- Приведённый отрывок
==================================================
Изображая, понимать, или Sententia sensa: философия в литературном тексте - Владимир Карлович Кантор
И это более похоже на правду.
За что же он был арестован? Поразительное дело, но более всего любой автократический режим не приемлет независимость духа и мысли. Кажется, единственный из русских литераторов того времени в письме к русскому царю, он подписался не «Ваш верноподданный», а «Ваш подданный». Разница громадная. В своей «Исповеди», написанной всего за десять лет до письма Чернышевского, крутой анархист и революционер Бакунин писал русскому императору: «Потеряв право называть себя верноподданным Вашего императорского величества, подписываюсь от искреннего сердца: Кающийся грешник Михаил Бакунин»[558].
Владимир Соловьёв, не раз подчеркивавший близость своих идей идеям Чернышевского, даже назвав статью о его диссертации «Первый шаг к положительной эстетике», оценил его арест и каторгу как удар власти по независимому человеку: «От этих разговоров с отцом у меня осталось ясное представление о Чернышевском как о человеке, граждански убитом не за какое-нибудь политическое преступление, а лишь за свои мысли и убеждения. Конечно, обнародование своих мыслей и убеждений в печати есть уже поступок, но если этот поступок совершается с предварительного разрешения правительственной цензуры, казалось бы ясно, что он не может быть преступлением»[559].
* * *В статье «Взгляд на русскую литературу 1846 года» В.Г. Белинский писал: «Пора нам перестать казаться и начать быть, пора оставить, как дурную привычку, довольствоваться словами и европейские формы и внешности принимать за европеизм» (Белинский, X, 19). Очевидно, надо было обратиться к специфике страны. Общинность как специфическую особенность России утверждали славянофилы. И именно к ней обратился Чернышевский, наиболее полно проанализировавший все возможности общины. Он думал об использовании той структуры национальной жизни, которая сложилась на данный момент в России. А складывалась она, как он понимал, не одно столетие.
==================================================
- Фрагмент набора данных
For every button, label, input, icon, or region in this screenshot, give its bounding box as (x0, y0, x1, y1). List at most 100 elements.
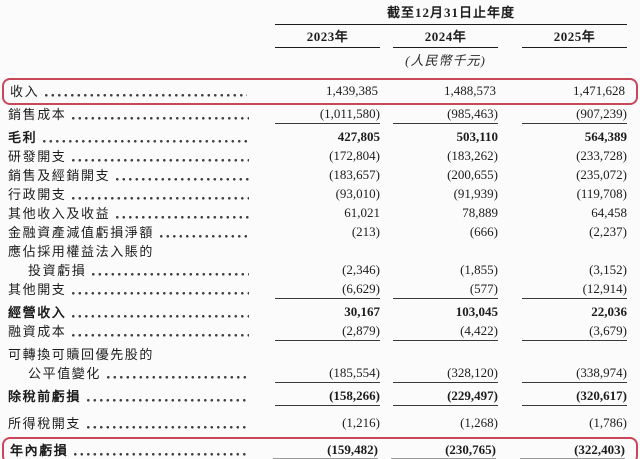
==================================================
- Письменное задание
Определите, соответствует ли каждое утверждение приведённому отрывку. На каждое ответьте «да» или «нет» и процитируйте решающие слова отрывка. 1. Бакунин в письме императору подписался как верноподданный. 2. Соловьёв подчёркивал близость своих идей идеям Чернышевского. 3. Общинность как особенность России утверждали западники.

- Ответ на задание
1. Нет: «Потеряв право называть себя верноподданным Вашего императорского величества, подписываюсь от искреннего сердца: Кающийся грешник Михаил Бакунин».
2. Да: «Владимир Соловьёв, не раз подчеркивавший близость своих идей идеям Чернышевского».
3. Нет: «Общинность как специфическую особенность России утверждали славянофилы».